● SET EXERCISE:
All the data should be repeated exactly. Any image in it is left out.

(Saved entries)

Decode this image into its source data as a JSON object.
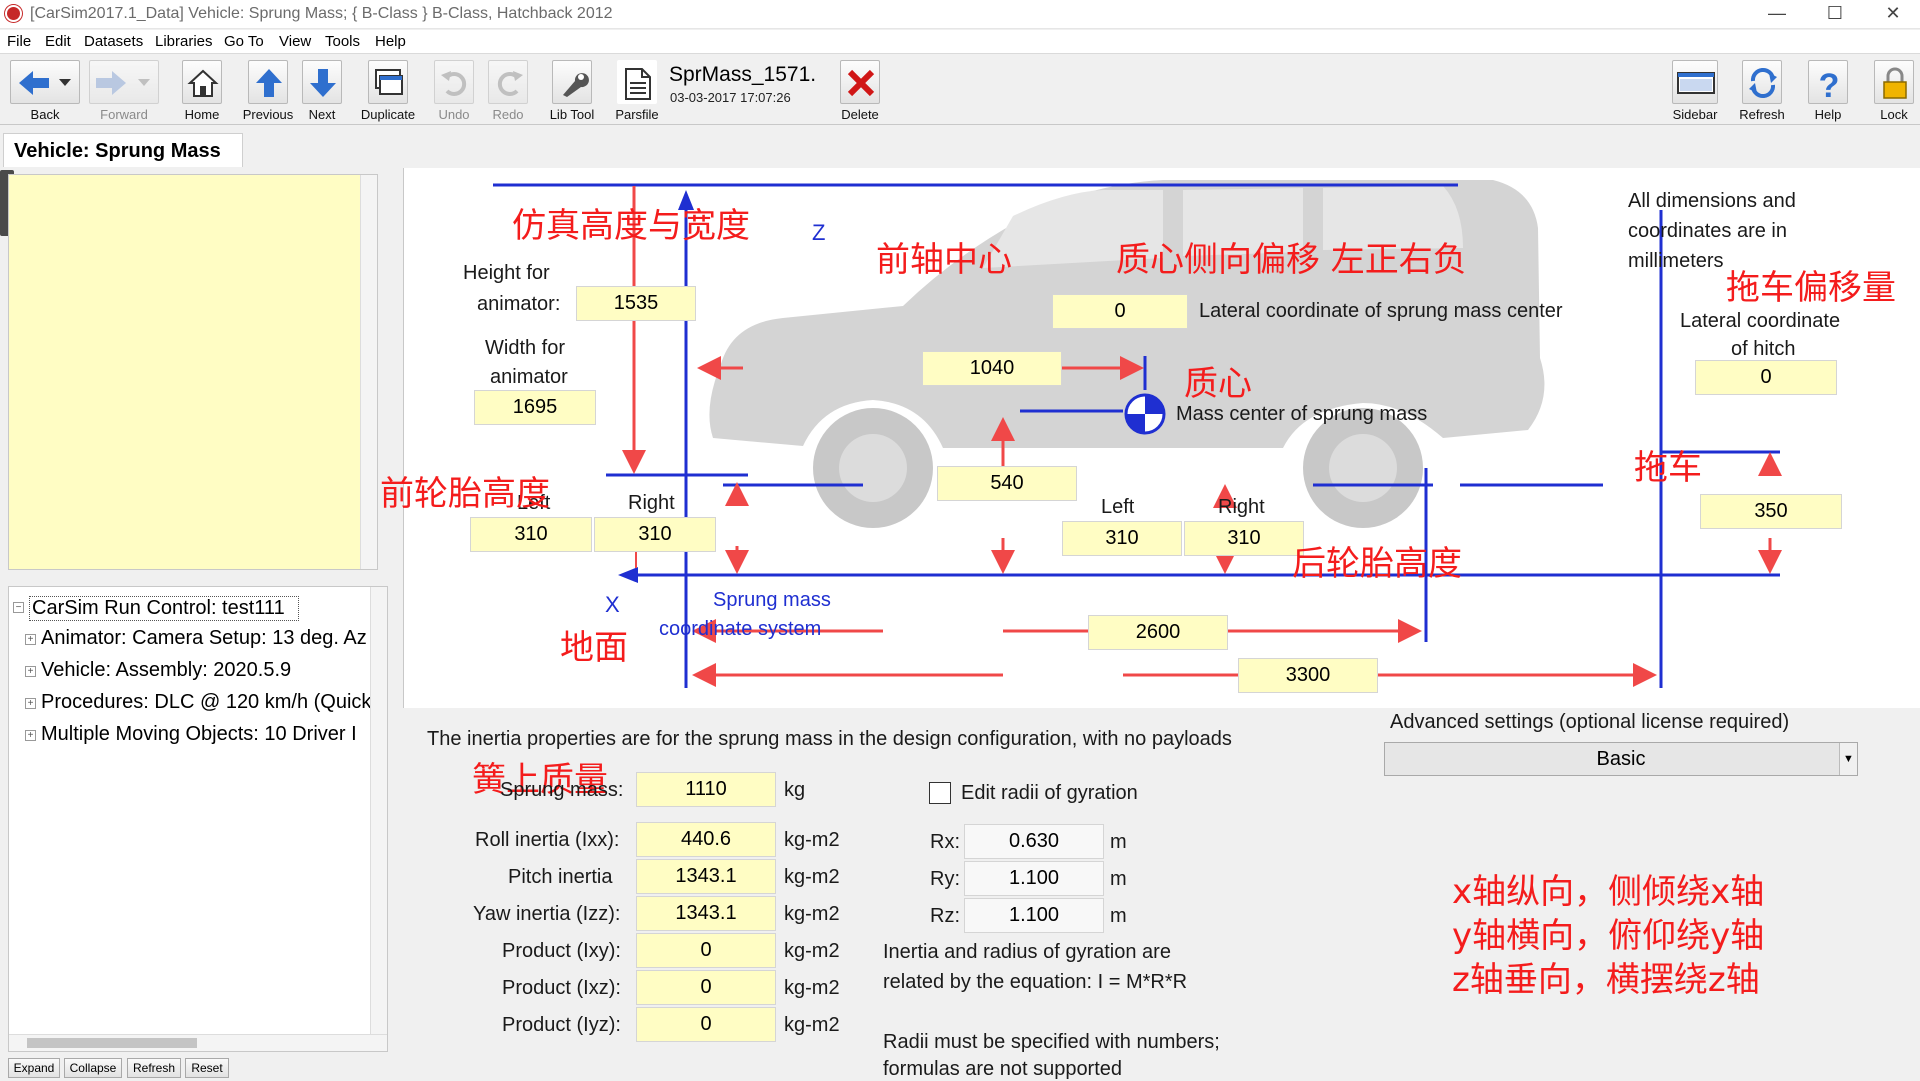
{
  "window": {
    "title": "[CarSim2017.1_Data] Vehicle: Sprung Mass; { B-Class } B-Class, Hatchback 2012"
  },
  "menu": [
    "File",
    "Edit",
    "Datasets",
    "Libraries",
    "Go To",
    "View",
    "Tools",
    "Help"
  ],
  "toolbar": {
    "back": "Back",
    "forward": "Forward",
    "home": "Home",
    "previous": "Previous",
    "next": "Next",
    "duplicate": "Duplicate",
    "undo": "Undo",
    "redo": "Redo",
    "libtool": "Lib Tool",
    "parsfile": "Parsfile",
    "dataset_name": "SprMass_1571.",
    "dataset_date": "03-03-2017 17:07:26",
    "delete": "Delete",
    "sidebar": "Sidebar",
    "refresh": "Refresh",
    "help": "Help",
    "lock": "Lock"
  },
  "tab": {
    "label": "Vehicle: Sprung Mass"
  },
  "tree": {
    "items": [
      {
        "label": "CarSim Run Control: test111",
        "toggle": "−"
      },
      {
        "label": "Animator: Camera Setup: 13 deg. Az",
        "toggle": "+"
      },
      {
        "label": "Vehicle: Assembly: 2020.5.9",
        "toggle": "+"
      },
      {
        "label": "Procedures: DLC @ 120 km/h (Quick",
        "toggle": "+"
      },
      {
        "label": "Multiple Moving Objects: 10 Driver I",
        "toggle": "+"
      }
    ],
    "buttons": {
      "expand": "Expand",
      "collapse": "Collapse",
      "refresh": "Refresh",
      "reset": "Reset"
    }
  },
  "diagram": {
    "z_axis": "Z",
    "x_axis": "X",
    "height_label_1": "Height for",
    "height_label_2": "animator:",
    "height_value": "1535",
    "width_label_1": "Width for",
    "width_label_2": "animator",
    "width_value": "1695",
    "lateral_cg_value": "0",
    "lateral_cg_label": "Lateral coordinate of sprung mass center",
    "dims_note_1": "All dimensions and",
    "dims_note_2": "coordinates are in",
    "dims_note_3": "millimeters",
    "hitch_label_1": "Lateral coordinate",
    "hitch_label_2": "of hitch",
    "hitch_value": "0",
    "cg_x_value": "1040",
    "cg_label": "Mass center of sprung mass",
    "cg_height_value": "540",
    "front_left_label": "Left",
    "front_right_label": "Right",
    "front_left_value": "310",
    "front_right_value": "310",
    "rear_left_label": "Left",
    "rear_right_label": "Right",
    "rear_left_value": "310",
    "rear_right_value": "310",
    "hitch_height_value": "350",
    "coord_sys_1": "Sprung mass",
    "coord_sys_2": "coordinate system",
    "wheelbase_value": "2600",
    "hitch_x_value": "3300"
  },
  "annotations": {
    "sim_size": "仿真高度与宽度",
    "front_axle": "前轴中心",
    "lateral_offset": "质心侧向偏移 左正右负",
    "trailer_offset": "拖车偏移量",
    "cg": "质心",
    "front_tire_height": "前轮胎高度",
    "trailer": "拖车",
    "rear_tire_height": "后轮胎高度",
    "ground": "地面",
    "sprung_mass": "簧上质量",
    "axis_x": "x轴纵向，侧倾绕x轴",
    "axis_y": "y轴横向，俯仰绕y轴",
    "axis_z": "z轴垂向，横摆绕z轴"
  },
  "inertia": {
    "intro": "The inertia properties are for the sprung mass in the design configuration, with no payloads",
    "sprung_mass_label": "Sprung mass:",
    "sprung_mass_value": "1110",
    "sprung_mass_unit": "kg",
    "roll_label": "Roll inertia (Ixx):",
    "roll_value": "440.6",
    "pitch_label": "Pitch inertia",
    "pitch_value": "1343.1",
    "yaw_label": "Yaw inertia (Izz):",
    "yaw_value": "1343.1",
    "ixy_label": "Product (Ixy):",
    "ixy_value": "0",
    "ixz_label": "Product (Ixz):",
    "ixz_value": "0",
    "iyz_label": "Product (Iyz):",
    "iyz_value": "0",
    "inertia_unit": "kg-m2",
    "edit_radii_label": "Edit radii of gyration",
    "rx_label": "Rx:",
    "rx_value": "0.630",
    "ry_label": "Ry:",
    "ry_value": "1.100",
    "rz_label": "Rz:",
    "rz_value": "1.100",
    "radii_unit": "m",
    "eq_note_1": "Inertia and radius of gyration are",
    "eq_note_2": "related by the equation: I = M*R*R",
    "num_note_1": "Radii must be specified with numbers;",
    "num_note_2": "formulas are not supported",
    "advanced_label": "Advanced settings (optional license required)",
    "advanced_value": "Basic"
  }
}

● FULL RESPONSE:
Decode this image into its source data as a JSON object.
{
  "window": {
    "title": "[CarSim2017.1_Data] Vehicle: Sprung Mass; { B-Class } B-Class, Hatchback 2012"
  },
  "menu": [
    "File",
    "Edit",
    "Datasets",
    "Libraries",
    "Go To",
    "View",
    "Tools",
    "Help"
  ],
  "toolbar": {
    "back": "Back",
    "forward": "Forward",
    "home": "Home",
    "previous": "Previous",
    "next": "Next",
    "duplicate": "Duplicate",
    "undo": "Undo",
    "redo": "Redo",
    "libtool": "Lib Tool",
    "parsfile": "Parsfile",
    "dataset_name": "SprMass_1571.",
    "dataset_date": "03-03-2017 17:07:26",
    "delete": "Delete",
    "sidebar": "Sidebar",
    "refresh": "Refresh",
    "help": "Help",
    "lock": "Lock"
  },
  "tab": {
    "label": "Vehicle: Sprung Mass"
  },
  "tree": {
    "items": [
      {
        "label": "CarSim Run Control: test111",
        "toggle": "−"
      },
      {
        "label": "Animator: Camera Setup: 13 deg. Az",
        "toggle": "+"
      },
      {
        "label": "Vehicle: Assembly: 2020.5.9",
        "toggle": "+"
      },
      {
        "label": "Procedures: DLC @ 120 km/h (Quick",
        "toggle": "+"
      },
      {
        "label": "Multiple Moving Objects: 10 Driver I",
        "toggle": "+"
      }
    ],
    "buttons": {
      "expand": "Expand",
      "collapse": "Collapse",
      "refresh": "Refresh",
      "reset": "Reset"
    }
  },
  "diagram": {
    "z_axis": "Z",
    "x_axis": "X",
    "height_label_1": "Height for",
    "height_label_2": "animator:",
    "height_value": "1535",
    "width_label_1": "Width for",
    "width_label_2": "animator",
    "width_value": "1695",
    "lateral_cg_value": "0",
    "lateral_cg_label": "Lateral coordinate of sprung mass center",
    "dims_note_1": "All dimensions and",
    "dims_note_2": "coordinates are in",
    "dims_note_3": "millimeters",
    "hitch_label_1": "Lateral coordinate",
    "hitch_label_2": "of hitch",
    "hitch_value": "0",
    "cg_x_value": "1040",
    "cg_label": "Mass center of sprung mass",
    "cg_height_value": "540",
    "front_left_label": "Left",
    "front_right_label": "Right",
    "front_left_value": "310",
    "front_right_value": "310",
    "rear_left_label": "Left",
    "rear_right_label": "Right",
    "rear_left_value": "310",
    "rear_right_value": "310",
    "hitch_height_value": "350",
    "coord_sys_1": "Sprung mass",
    "coord_sys_2": "coordinate system",
    "wheelbase_value": "2600",
    "hitch_x_value": "3300"
  },
  "annotations": {
    "sim_size": "仿真高度与宽度",
    "front_axle": "前轴中心",
    "lateral_offset": "质心侧向偏移 左正右负",
    "trailer_offset": "拖车偏移量",
    "cg": "质心",
    "front_tire_height": "前轮胎高度",
    "trailer": "拖车",
    "rear_tire_height": "后轮胎高度",
    "ground": "地面",
    "sprung_mass": "簧上质量",
    "axis_x": "x轴纵向，侧倾绕x轴",
    "axis_y": "y轴横向，俯仰绕y轴",
    "axis_z": "z轴垂向，横摆绕z轴"
  },
  "inertia": {
    "intro": "The inertia properties are for the sprung mass in the design configuration, with no payloads",
    "sprung_mass_label": "Sprung mass:",
    "sprung_mass_value": "1110",
    "sprung_mass_unit": "kg",
    "roll_label": "Roll inertia (Ixx):",
    "roll_value": "440.6",
    "pitch_label": "Pitch inertia",
    "pitch_value": "1343.1",
    "yaw_label": "Yaw inertia (Izz):",
    "yaw_value": "1343.1",
    "ixy_label": "Product (Ixy):",
    "ixy_value": "0",
    "ixz_label": "Product (Ixz):",
    "ixz_value": "0",
    "iyz_label": "Product (Iyz):",
    "iyz_value": "0",
    "inertia_unit": "kg-m2",
    "edit_radii_label": "Edit radii of gyration",
    "rx_label": "Rx:",
    "rx_value": "0.630",
    "ry_label": "Ry:",
    "ry_value": "1.100",
    "rz_label": "Rz:",
    "rz_value": "1.100",
    "radii_unit": "m",
    "eq_note_1": "Inertia and radius of gyration are",
    "eq_note_2": "related by the equation: I = M*R*R",
    "num_note_1": "Radii must be specified with numbers;",
    "num_note_2": "formulas are not supported",
    "advanced_label": "Advanced settings (optional license required)",
    "advanced_value": "Basic"
  }
}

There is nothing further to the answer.